Work out the number of lines in the records that include the word "text"; reply with that number alone.

## Task data
+ + +
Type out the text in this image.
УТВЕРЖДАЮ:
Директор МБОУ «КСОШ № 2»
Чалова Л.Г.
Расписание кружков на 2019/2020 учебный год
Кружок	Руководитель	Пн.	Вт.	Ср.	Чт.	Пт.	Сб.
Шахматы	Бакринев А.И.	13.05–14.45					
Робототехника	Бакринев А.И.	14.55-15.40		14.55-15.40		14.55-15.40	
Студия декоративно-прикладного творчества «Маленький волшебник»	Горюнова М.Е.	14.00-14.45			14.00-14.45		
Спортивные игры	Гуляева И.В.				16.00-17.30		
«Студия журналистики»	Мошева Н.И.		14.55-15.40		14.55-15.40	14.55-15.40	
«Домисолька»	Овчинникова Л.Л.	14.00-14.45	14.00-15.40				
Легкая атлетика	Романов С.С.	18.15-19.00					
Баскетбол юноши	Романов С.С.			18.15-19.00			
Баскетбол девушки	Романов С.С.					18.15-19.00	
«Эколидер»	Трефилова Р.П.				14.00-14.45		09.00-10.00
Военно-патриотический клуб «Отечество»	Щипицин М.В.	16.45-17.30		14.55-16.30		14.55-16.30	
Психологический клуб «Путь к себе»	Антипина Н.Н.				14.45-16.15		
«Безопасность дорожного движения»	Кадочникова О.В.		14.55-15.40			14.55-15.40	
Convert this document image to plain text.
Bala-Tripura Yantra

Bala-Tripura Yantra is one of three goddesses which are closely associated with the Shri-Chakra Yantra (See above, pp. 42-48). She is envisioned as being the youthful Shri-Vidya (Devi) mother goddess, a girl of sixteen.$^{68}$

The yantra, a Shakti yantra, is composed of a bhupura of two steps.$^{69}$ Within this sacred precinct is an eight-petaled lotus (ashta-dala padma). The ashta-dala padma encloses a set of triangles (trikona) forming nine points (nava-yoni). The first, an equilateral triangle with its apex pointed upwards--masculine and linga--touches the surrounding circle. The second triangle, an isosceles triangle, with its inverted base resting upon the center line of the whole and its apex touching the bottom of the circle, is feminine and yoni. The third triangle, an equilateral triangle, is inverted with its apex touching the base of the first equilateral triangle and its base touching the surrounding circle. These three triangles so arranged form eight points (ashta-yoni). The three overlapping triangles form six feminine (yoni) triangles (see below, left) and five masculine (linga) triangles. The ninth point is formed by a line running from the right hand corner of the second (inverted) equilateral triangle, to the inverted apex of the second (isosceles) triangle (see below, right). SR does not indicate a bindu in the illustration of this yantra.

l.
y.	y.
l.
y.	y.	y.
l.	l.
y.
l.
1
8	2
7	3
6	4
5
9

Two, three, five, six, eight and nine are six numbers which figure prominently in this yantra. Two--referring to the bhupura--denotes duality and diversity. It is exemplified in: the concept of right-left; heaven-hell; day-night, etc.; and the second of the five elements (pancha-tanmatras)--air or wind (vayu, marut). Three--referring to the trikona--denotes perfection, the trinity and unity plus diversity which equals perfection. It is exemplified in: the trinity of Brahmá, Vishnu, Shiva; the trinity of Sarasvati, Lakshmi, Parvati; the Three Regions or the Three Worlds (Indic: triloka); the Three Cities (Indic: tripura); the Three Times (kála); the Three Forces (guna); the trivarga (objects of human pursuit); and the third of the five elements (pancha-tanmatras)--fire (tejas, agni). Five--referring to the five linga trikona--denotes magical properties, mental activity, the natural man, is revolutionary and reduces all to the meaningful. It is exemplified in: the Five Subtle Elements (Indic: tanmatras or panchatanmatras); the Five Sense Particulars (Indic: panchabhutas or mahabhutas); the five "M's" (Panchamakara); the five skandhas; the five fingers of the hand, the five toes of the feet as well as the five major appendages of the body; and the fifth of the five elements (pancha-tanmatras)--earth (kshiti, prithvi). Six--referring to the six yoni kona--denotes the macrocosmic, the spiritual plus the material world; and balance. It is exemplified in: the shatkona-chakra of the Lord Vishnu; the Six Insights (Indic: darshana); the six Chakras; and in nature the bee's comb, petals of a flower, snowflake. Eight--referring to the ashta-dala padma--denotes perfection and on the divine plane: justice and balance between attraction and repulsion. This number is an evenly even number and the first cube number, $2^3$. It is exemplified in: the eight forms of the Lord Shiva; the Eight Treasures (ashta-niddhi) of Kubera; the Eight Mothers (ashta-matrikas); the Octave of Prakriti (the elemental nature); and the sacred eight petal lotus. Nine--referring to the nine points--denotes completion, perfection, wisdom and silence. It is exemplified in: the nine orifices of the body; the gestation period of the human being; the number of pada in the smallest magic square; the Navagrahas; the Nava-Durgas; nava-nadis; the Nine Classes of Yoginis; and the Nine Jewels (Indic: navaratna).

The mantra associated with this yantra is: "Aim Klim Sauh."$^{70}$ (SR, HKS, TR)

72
+ + +
## Answer in full
2